# To be done
Among the lines of these entries, how many hold the word "type"? State only the number.

══════════════════════════════

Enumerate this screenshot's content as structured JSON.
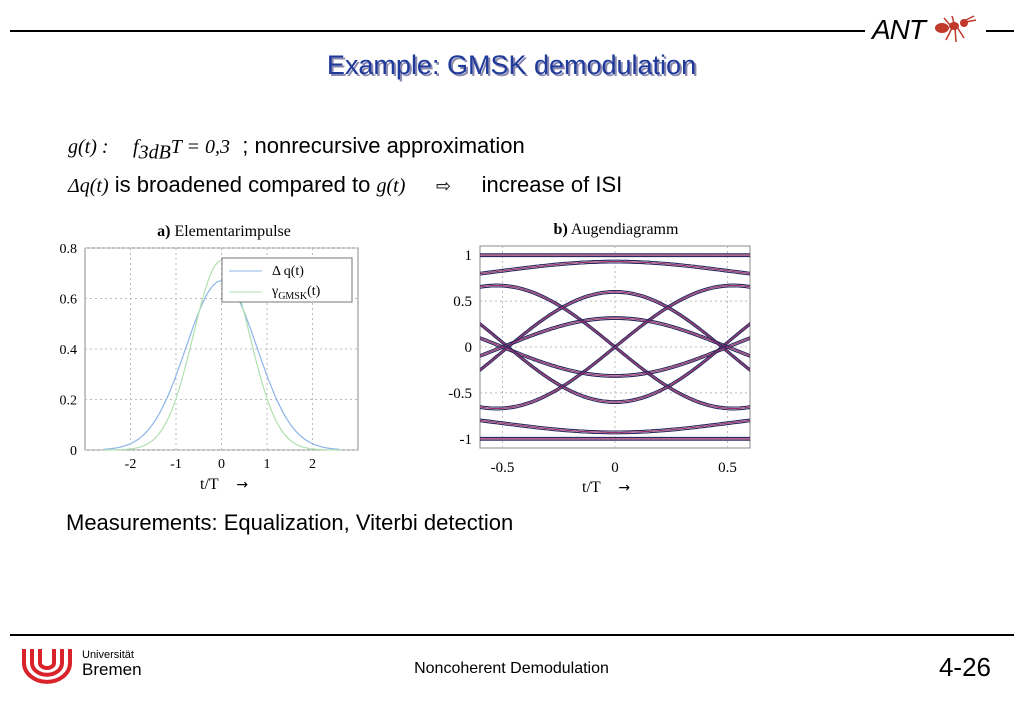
{
  "title": "Example: GMSK demodulation",
  "logo_text": "ANT",
  "line1": {
    "math_g": "g(t) :",
    "math_f": "f",
    "math_sub": "3dB",
    "math_rest": "T = 0,3",
    "text": "; nonrecursive approximation"
  },
  "line2": {
    "math_dq": "Δq(t)",
    "text_mid": "is broadened compared to",
    "math_g": "g(t)",
    "arrow": "⇨",
    "text_end": "increase of ISI"
  },
  "chart_a": {
    "title_bold": "a)",
    "title": "Elementarimpulse",
    "xlabel": "t/T",
    "xlabel_arrow": "→",
    "x_ticks": [
      "-2",
      "-1",
      "0",
      "1",
      "2"
    ],
    "y_ticks": [
      "0",
      "0.2",
      "0.4",
      "0.6",
      "0.8"
    ],
    "legend_1": "Δ q(t)",
    "legend_2_a": "γ",
    "legend_2_sub": "GMSK",
    "legend_2_b": "(t)"
  },
  "chart_b": {
    "title_bold": "b)",
    "title": "Augendiagramm",
    "xlabel": "t/T",
    "xlabel_arrow": "→",
    "x_ticks": [
      "-0.5",
      "0",
      "0.5"
    ],
    "y_ticks": [
      "1",
      "0.5",
      "0",
      "-0.5",
      "-1"
    ]
  },
  "measurements": "Measurements: Equalization, Viterbi detection",
  "footer": {
    "uni_small": "Universität",
    "uni_big": "Bremen",
    "center": "Noncoherent Demodulation",
    "page": "4-26"
  },
  "colors": {
    "title": "#1f3a9a",
    "curve_a": "#8cb4e8",
    "curve_b": "#b0e0b0",
    "eye_dark": "#2a2a60",
    "eye_magenta": "#a0306a"
  },
  "chart_data": [
    {
      "type": "line",
      "title": "a) Elementarimpulse",
      "xlabel": "t/T",
      "xlim": [
        -3,
        3
      ],
      "ylim": [
        0,
        0.8
      ],
      "grid": true,
      "legend": "top-right",
      "series": [
        {
          "name": "Δ q(t)",
          "x": [
            -3,
            -2,
            -1.5,
            -1,
            -0.5,
            0,
            0.5,
            1,
            1.5,
            2,
            3
          ],
          "y": [
            0,
            0.03,
            0.1,
            0.3,
            0.55,
            0.67,
            0.55,
            0.3,
            0.1,
            0.03,
            0
          ]
        },
        {
          "name": "γGMSK(t)",
          "x": [
            -3,
            -2,
            -1.5,
            -1,
            -0.5,
            0,
            0.5,
            1,
            1.5,
            2,
            3
          ],
          "y": [
            0,
            0.0,
            0.04,
            0.22,
            0.58,
            0.75,
            0.58,
            0.22,
            0.04,
            0.0,
            0
          ]
        }
      ]
    },
    {
      "type": "line",
      "title": "b) Augendiagramm",
      "xlabel": "t/T",
      "xlim": [
        -0.6,
        0.6
      ],
      "ylim": [
        -1.1,
        1.1
      ],
      "grid": true,
      "eye_levels": [
        -1,
        -0.67,
        -0.3,
        0,
        0.3,
        0.67,
        1
      ]
    }
  ]
}
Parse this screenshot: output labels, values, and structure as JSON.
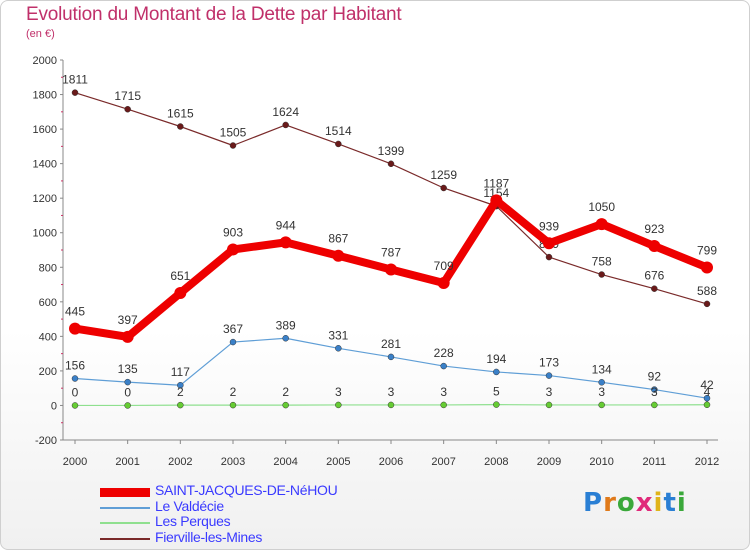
{
  "header": {
    "title": "Evolution du Montant de la Dette par Habitant",
    "subtitle": "(en €)"
  },
  "brand": {
    "text": "Proxiti",
    "letter_colors": [
      "#2a7fd4",
      "#e07a1a",
      "#3aa83a",
      "#e02a7a",
      "#e0b41a",
      "#2a7fd4",
      "#3aa83a"
    ]
  },
  "chart_data": {
    "type": "line",
    "title": "Evolution du Montant de la Dette par Habitant",
    "subtitle": "(en €)",
    "xlabel": "",
    "ylabel": "",
    "x": [
      "2000",
      "2001",
      "2002",
      "2003",
      "2004",
      "2005",
      "2006",
      "2007",
      "2008",
      "2009",
      "2010",
      "2011",
      "2012"
    ],
    "ylim": [
      -200,
      2000
    ],
    "yticks": [
      -200,
      0,
      200,
      400,
      600,
      800,
      1000,
      1200,
      1400,
      1600,
      1800,
      2000
    ],
    "grid": false,
    "legend_position": "bottom-left",
    "series": [
      {
        "name": "Fierville-les-Mines",
        "color": "#7a2a2a",
        "marker_color": "#6a1a1a",
        "width": "thin",
        "values": [
          1811,
          1715,
          1615,
          1505,
          1624,
          1514,
          1399,
          1259,
          1154,
          859,
          758,
          676,
          588
        ],
        "labels": [
          "1811",
          "1715",
          "1615",
          "1505",
          "1624",
          "1514",
          "1399",
          "1259",
          "1154",
          "859",
          "758",
          "676",
          "588"
        ]
      },
      {
        "name": "Le Valdécie",
        "color": "#5f9ed6",
        "marker_color": "#3a80c8",
        "width": "thin",
        "values": [
          156,
          135,
          117,
          367,
          389,
          331,
          281,
          228,
          194,
          173,
          134,
          92,
          42
        ],
        "labels": [
          "156",
          "135",
          "117",
          "367",
          "389",
          "331",
          "281",
          "228",
          "194",
          "173",
          "134",
          "92",
          "42"
        ]
      },
      {
        "name": "Les Perques",
        "color": "#8fe08f",
        "marker_color": "#66cc33",
        "width": "thin",
        "values": [
          0,
          0,
          2,
          2,
          2,
          3,
          3,
          3,
          5,
          3,
          3,
          3,
          4
        ],
        "labels": [
          "0",
          "0",
          "2",
          "2",
          "2",
          "3",
          "3",
          "3",
          "5",
          "3",
          "3",
          "3",
          "4"
        ]
      },
      {
        "name": "SAINT-JACQUES-DE-NéHOU",
        "color": "#ee0000",
        "marker_color": "#ee0000",
        "width": "thick",
        "values": [
          445,
          397,
          651,
          903,
          944,
          867,
          787,
          709,
          1187,
          939,
          1050,
          923,
          799
        ],
        "labels": [
          "445",
          "397",
          "651",
          "903",
          "944",
          "867",
          "787",
          "709",
          "1187",
          "939",
          "1050",
          "923",
          "799"
        ]
      }
    ]
  },
  "legend": {
    "items": [
      {
        "label": "SAINT-JACQUES-DE-NéHOU",
        "color": "#ee0000",
        "thick": true
      },
      {
        "label": "Le Valdécie",
        "color": "#5f9ed6",
        "thick": false
      },
      {
        "label": "Les Perques",
        "color": "#8fe08f",
        "thick": false
      },
      {
        "label": "Fierville-les-Mines",
        "color": "#7a2a2a",
        "thick": false
      }
    ]
  }
}
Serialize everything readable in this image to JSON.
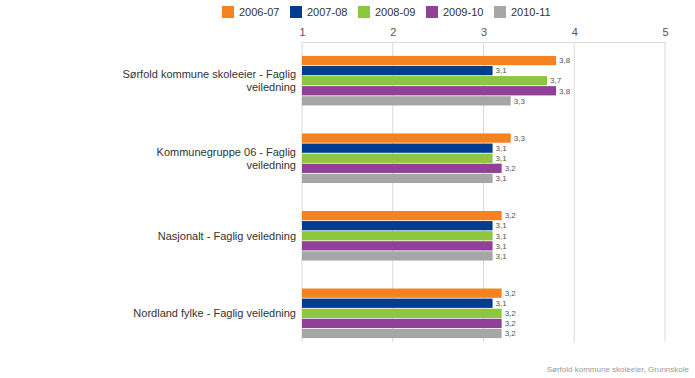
{
  "chart_data": {
    "type": "bar",
    "orientation": "horizontal",
    "categories": [
      "Sørfold kommune skoleeier - Faglig veiledning",
      "Kommunegruppe 06 - Faglig veiledning",
      "Nasjonalt - Faglig veiledning",
      "Nordland fylke - Faglig veiledning"
    ],
    "series": [
      {
        "name": "2006-07",
        "color": "#f58220",
        "values": [
          3.8,
          3.3,
          3.2,
          3.2
        ],
        "value_labels": [
          "3,8",
          "3,3",
          "3,2",
          "3,2"
        ]
      },
      {
        "name": "2007-08",
        "color": "#003d8f",
        "values": [
          3.1,
          3.1,
          3.1,
          3.1
        ],
        "value_labels": [
          "3,1",
          "3,1",
          "3,1",
          "3,1"
        ]
      },
      {
        "name": "2008-09",
        "color": "#8dc63f",
        "values": [
          3.7,
          3.1,
          3.1,
          3.2
        ],
        "value_labels": [
          "3,7",
          "3,1",
          "3,1",
          "3,2"
        ]
      },
      {
        "name": "2009-10",
        "color": "#923f98",
        "values": [
          3.8,
          3.2,
          3.1,
          3.2
        ],
        "value_labels": [
          "3,8",
          "3,2",
          "3,1",
          "3,2"
        ]
      },
      {
        "name": "2010-11",
        "color": "#a6a6a6",
        "values": [
          3.3,
          3.1,
          3.1,
          3.2
        ],
        "value_labels": [
          "3,3",
          "3,1",
          "3,1",
          "3,2"
        ]
      }
    ],
    "xlim": [
      1,
      5
    ],
    "xticks": [
      1,
      2,
      3,
      4,
      5
    ],
    "grid": true,
    "legend": "top",
    "data_labels": true,
    "annotations": [
      "Sørfold kommune skoleeier, Grunnskole"
    ]
  }
}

══════════════════════════════

# Response
4